▸ **Goal of the exercise**
According to the project description below, which database is expected, and which one is currently used for development?
-- BEGIN Text block --
Description • Owner • Integrations • Docs
An application that allow users to participate in creating critical editions of texts, initially targeting the Tibetan language.
- No integrations with other repos.
There are two parts, the server-side API and the frontend.
The server-side is implemented with Django, targeting python >= 3.6. The database is expected to be PostgreSQL although SQLite is currently used for development.
- django-rest-framework is used for the API.
User accounts are connected to a running Discourse instance. Setup is explained below.
An ansible playbook is provided to setup a VM or server. Otherwise, it can be installed inside a virtualenv on the developers machine using pip.
pip install -r requirements/dev.txt
The database can be setup using the standard Django migrate command
./manage migrate
Once installed, it can be tested using the django's builtin http server:
./manage runserver
On the server, it is recommended to use nginx and uwsgi to serve the app. The ansible/appservers.yml
playbook shows an example of how to set this up.
Build the stack
$ docker-compose -f local.yml build
Run the stack
$ docker-compose -f local.yml up
Execute Management Commands
$ docker-compose -f local.yml run --rm django python manage.py makemigrations
$ docker-compose -f local.yml run --rm django python manage.py migrate
$ docker-compose -f local.yml run --rm django python manage.py createsuperuser
Import Texts
docker-compose -f local.yml run --rm django python manage.py import_texts /var/parkhang/data/texts སྡེ་དགེ
The UI is implemented using a React/Redux stack:
-
For the view layer.
-
For managing data and state.
-
For managing side-effects e.g. API calls over the Network.
Also, CSS is managed using:
-
Enables the use of modern css features that are not yet available in all browsers.
-- END Text block --
-- BEGIN Material shown --
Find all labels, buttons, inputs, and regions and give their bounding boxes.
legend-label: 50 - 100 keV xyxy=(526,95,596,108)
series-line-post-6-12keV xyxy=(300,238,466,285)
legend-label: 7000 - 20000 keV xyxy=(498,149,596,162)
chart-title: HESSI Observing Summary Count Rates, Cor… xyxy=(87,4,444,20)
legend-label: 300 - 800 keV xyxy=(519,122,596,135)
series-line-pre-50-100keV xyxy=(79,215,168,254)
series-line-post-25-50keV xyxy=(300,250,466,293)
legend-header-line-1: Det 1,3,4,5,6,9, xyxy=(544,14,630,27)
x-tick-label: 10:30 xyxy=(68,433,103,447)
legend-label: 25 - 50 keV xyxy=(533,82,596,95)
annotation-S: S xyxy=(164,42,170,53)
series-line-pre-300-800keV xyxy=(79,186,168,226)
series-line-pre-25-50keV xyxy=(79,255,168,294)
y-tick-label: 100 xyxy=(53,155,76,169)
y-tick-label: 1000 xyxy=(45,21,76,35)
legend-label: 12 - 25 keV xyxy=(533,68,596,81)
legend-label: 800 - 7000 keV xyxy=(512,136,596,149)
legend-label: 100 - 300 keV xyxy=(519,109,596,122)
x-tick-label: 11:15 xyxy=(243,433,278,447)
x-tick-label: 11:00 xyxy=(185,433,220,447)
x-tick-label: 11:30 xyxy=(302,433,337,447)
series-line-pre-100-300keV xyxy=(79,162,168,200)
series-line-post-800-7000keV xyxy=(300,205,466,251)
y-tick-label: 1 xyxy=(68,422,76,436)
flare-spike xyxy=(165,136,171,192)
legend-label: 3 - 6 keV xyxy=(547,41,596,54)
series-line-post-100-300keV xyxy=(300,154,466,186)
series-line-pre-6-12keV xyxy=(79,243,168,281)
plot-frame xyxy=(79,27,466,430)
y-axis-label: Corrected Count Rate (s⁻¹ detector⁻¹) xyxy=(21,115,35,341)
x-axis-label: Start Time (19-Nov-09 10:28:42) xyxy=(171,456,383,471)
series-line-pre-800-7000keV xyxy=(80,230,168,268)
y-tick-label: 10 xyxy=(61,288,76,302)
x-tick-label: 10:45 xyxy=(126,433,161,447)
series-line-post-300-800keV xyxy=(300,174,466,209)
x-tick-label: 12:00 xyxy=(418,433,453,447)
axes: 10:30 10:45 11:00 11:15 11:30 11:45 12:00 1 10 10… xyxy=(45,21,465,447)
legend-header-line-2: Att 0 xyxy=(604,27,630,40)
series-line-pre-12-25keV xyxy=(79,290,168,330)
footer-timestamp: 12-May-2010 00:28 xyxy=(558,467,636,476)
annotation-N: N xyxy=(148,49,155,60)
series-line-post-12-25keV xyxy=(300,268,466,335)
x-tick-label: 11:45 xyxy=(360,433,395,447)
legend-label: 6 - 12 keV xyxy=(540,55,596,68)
-- END Material shown --
▸ **Response to this exercise**
PostgreSQL is expected, and SQLite is currently used for development.